* **AIM OF THE EXERCISE**: Each line that follows is to be retyped exactly.

* **GIVEN ENTRIES**:
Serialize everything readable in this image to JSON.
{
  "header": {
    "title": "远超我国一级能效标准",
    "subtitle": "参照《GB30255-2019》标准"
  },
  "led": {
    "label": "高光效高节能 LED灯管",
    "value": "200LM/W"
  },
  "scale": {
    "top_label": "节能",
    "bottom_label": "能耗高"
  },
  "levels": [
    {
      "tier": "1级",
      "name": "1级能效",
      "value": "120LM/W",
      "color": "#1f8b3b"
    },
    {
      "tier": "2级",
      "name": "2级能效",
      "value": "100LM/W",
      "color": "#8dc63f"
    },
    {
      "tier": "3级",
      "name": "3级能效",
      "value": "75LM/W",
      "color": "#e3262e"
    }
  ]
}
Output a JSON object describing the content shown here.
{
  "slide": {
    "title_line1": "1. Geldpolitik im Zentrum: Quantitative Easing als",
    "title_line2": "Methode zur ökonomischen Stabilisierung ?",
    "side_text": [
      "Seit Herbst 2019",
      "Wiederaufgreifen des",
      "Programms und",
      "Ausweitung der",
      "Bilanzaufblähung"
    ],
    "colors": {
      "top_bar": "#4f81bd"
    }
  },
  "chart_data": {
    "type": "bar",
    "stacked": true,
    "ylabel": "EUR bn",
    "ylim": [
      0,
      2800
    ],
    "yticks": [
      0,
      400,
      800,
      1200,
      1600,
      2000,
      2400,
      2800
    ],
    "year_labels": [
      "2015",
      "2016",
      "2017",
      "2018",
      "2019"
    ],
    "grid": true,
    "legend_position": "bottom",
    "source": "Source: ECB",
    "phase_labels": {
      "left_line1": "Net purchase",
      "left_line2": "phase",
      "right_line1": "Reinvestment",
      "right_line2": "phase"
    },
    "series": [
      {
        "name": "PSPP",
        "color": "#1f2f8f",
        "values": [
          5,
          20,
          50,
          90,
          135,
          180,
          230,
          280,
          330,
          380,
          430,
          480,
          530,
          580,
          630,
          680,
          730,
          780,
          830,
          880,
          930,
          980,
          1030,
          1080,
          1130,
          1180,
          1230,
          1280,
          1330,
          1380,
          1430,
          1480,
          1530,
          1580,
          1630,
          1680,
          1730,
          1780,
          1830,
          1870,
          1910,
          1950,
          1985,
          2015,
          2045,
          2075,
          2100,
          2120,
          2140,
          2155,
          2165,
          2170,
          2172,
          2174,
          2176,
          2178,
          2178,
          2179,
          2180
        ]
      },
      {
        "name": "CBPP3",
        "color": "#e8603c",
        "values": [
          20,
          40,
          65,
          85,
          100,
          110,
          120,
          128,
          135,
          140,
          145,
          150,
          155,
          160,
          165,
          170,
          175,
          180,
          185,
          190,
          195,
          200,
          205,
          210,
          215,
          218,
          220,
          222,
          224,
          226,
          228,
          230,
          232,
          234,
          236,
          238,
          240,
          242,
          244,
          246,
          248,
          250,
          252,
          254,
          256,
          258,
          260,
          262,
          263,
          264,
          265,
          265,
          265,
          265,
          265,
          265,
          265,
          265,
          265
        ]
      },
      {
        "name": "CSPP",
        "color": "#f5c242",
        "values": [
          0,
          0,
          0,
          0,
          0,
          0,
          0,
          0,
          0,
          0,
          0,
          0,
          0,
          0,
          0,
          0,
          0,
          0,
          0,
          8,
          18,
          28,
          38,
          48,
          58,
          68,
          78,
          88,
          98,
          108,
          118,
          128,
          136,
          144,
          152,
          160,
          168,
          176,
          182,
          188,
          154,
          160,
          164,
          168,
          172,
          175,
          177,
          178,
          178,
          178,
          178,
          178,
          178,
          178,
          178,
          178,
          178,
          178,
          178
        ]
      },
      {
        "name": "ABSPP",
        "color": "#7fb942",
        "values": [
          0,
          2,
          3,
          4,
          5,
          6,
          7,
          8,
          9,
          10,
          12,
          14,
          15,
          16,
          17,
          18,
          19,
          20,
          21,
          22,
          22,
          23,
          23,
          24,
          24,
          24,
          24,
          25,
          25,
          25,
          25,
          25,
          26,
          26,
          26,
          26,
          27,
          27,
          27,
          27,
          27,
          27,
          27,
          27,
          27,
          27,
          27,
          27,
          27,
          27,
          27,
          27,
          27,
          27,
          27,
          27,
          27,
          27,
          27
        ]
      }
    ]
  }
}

* **EXERCISE OUTPUT**:
Serialize everything readable in this image to JSON.
{
  "header": {
    "title": "远超我国一级能效标准",
    "subtitle": "参照《GB30255-2019》标准"
  },
  "led": {
    "label": "高光效高节能 LED灯管",
    "value": "200LM/W"
  },
  "scale": {
    "top_label": "节能",
    "bottom_label": "能耗高"
  },
  "levels": [
    {
      "tier": "1级",
      "name": "1级能效",
      "value": "120LM/W",
      "color": "#1f8b3b"
    },
    {
      "tier": "2级",
      "name": "2级能效",
      "value": "100LM/W",
      "color": "#8dc63f"
    },
    {
      "tier": "3级",
      "name": "3级能效",
      "value": "75LM/W",
      "color": "#e3262e"
    }
  ]
}
Output a JSON object describing the content shown here.
{
  "slide": {
    "title_line1": "1. Geldpolitik im Zentrum: Quantitative Easing als",
    "title_line2": "Methode zur ökonomischen Stabilisierung ?",
    "side_text": [
      "Seit Herbst 2019",
      "Wiederaufgreifen des",
      "Programms und",
      "Ausweitung der",
      "Bilanzaufblähung"
    ],
    "colors": {
      "top_bar": "#4f81bd"
    }
  },
  "chart_data": {
    "type": "bar",
    "stacked": true,
    "ylabel": "EUR bn",
    "ylim": [
      0,
      2800
    ],
    "yticks": [
      0,
      400,
      800,
      1200,
      1600,
      2000,
      2400,
      2800
    ],
    "year_labels": [
      "2015",
      "2016",
      "2017",
      "2018",
      "2019"
    ],
    "grid": true,
    "legend_position": "bottom",
    "source": "Source: ECB",
    "phase_labels": {
      "left_line1": "Net purchase",
      "left_line2": "phase",
      "right_line1": "Reinvestment",
      "right_line2": "phase"
    },
    "series": [
      {
        "name": "PSPP",
        "color": "#1f2f8f",
        "values": [
          5,
          20,
          50,
          90,
          135,
          180,
          230,
          280,
          330,
          380,
          430,
          480,
          530,
          580,
          630,
          680,
          730,
          780,
          830,
          880,
          930,
          980,
          1030,
          1080,
          1130,
          1180,
          1230,
          1280,
          1330,
          1380,
          1430,
          1480,
          1530,
          1580,
          1630,
          1680,
          1730,
          1780,
          1830,
          1870,
          1910,
          1950,
          1985,
          2015,
          2045,
          2075,
          2100,
          2120,
          2140,
          2155,
          2165,
          2170,
          2172,
          2174,
          2176,
          2178,
          2178,
          2179,
          2180
        ]
      },
      {
        "name": "CBPP3",
        "color": "#e8603c",
        "values": [
          20,
          40,
          65,
          85,
          100,
          110,
          120,
          128,
          135,
          140,
          145,
          150,
          155,
          160,
          165,
          170,
          175,
          180,
          185,
          190,
          195,
          200,
          205,
          210,
          215,
          218,
          220,
          222,
          224,
          226,
          228,
          230,
          232,
          234,
          236,
          238,
          240,
          242,
          244,
          246,
          248,
          250,
          252,
          254,
          256,
          258,
          260,
          262,
          263,
          264,
          265,
          265,
          265,
          265,
          265,
          265,
          265,
          265,
          265
        ]
      },
      {
        "name": "CSPP",
        "color": "#f5c242",
        "values": [
          0,
          0,
          0,
          0,
          0,
          0,
          0,
          0,
          0,
          0,
          0,
          0,
          0,
          0,
          0,
          0,
          0,
          0,
          0,
          8,
          18,
          28,
          38,
          48,
          58,
          68,
          78,
          88,
          98,
          108,
          118,
          128,
          136,
          144,
          152,
          160,
          168,
          176,
          182,
          188,
          154,
          160,
          164,
          168,
          172,
          175,
          177,
          178,
          178,
          178,
          178,
          178,
          178,
          178,
          178,
          178,
          178,
          178,
          178
        ]
      },
      {
        "name": "ABSPP",
        "color": "#7fb942",
        "values": [
          0,
          2,
          3,
          4,
          5,
          6,
          7,
          8,
          9,
          10,
          12,
          14,
          15,
          16,
          17,
          18,
          19,
          20,
          21,
          22,
          22,
          23,
          23,
          24,
          24,
          24,
          24,
          25,
          25,
          25,
          25,
          25,
          26,
          26,
          26,
          26,
          27,
          27,
          27,
          27,
          27,
          27,
          27,
          27,
          27,
          27,
          27,
          27,
          27,
          27,
          27,
          27,
          27,
          27,
          27,
          27,
          27,
          27,
          27
        ]
      }
    ]
  }
}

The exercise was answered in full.